* TEXTE FOURNI
<<<<
Quand ils ont fait une allée d'un côté et un retour de l'autre, il fait retourner la paille. Pour faire cela il passe le manche du fléau sous la paille, au milieu, ils rabattent le battant par-dessus. Le bras qui est dessus et qui tient le battant complète la longueur du manche. D'une enjambée ils passent de l'autre côté et jettent le fléau devant. En écartant la paille ils l'égalisent bien régulièrement avec le manche et ils font un dernier passage.

Ensuite chacun fait un lien avec deux poignées de paille qui s'ajoutent du côté de l'épi en faisant bien attention de ne pas faire le nœud cornard (10). Ils l'appuient contre le gerbier et l'aire, et, avec le bâton qui est planté dans le gerbier, ils amassent la paille en la faisant monter le long de leurs genoux et en la secouant pour bien faire tomber le grain qui pourrait rester dans la paille.

De ces douze gerbes, je crois qu'on en fait six bottes de paille qu'on met sur le foin s'il y a de la place. Autrement on en fait un tas devant la grange pour en construire une meule à côté.
>>>>
* CONSIGNE A
Indiquez toutes les lignes de la liste qui contiennent la chaîne « series », en respectant la casse.

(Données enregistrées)
<<<<
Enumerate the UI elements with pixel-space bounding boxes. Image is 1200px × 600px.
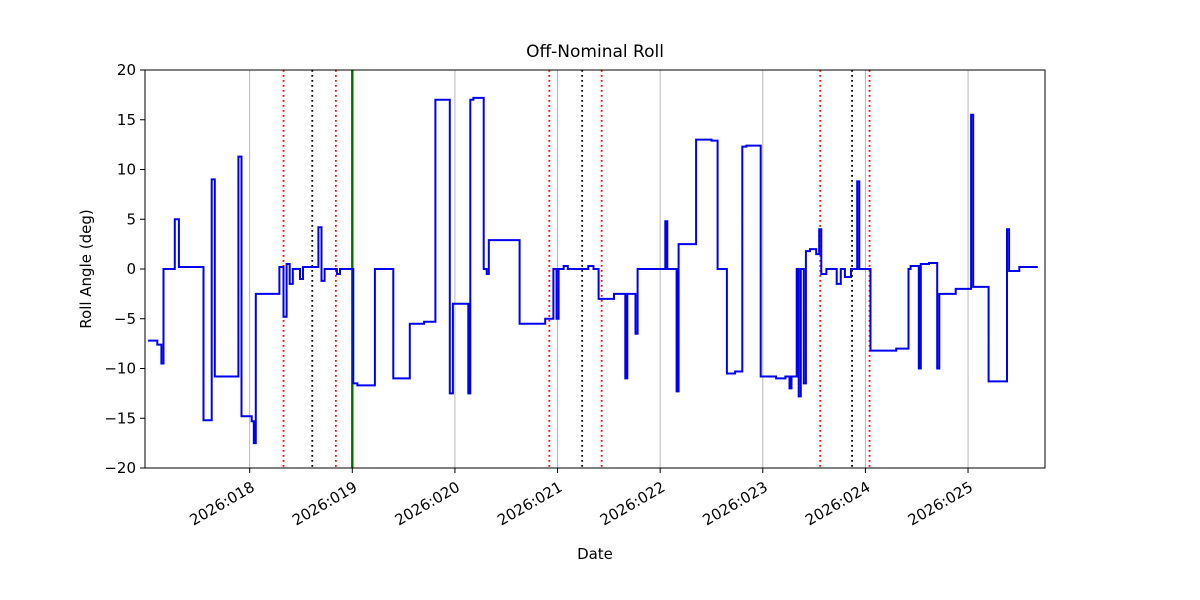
x-tick-label: 2026:023 <box>700 478 771 530</box>
y-axis-label: Roll Angle (deg) <box>77 209 95 329</box>
y-tick-label: 10 <box>117 161 136 179</box>
x-tick-label: 2026:019 <box>289 478 360 530</box>
x-tick-label: 2026:018 <box>186 478 257 530</box>
x-tick-label: 2026:024 <box>802 478 873 530</box>
y-tick-label: 15 <box>117 111 136 129</box>
x-axis-label: Date <box>577 545 613 563</box>
y-tick-label: 0 <box>126 260 136 278</box>
x-tick-label: 2026:022 <box>597 478 668 530</box>
x-tick-label: 2026:020 <box>392 478 463 530</box>
y-tick-label: −5 <box>114 310 136 328</box>
y-tick-label: −15 <box>104 409 136 427</box>
x-tick-label: 2026:021 <box>494 478 565 530</box>
y-tick-label: −10 <box>104 360 136 378</box>
y-tick-label: 20 <box>117 61 136 79</box>
data-series <box>148 96 1038 445</box>
chart-title: Off-Nominal Roll <box>526 42 664 62</box>
marker-lines <box>282 70 871 468</box>
tick-labels: 2026:018 2026:019 2026:020 2026:021 2026:022… <box>104 61 976 529</box>
y-tick-label: 5 <box>126 210 136 228</box>
series-roll-angle <box>148 96 1038 445</box>
y-tick-label: −20 <box>104 459 136 477</box>
x-tick-label: 2026:025 <box>905 478 976 530</box>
>>>>
* CONSIGNE B
D'après le texte sur le battage, pourquoi secoue-t-on la paille en la faisant monter le long des genoux ? Répondez en une à trois phrases.

* RÉPONSE ATTENDUE A
data-series <box>148 96 1038 445</box>
series-roll-angle <box>148 96 1038 445</box>

* RÉPONSE ATTENDUE B
On secoue la paille pour bien faire tomber le grain qui pourrait encore y rester.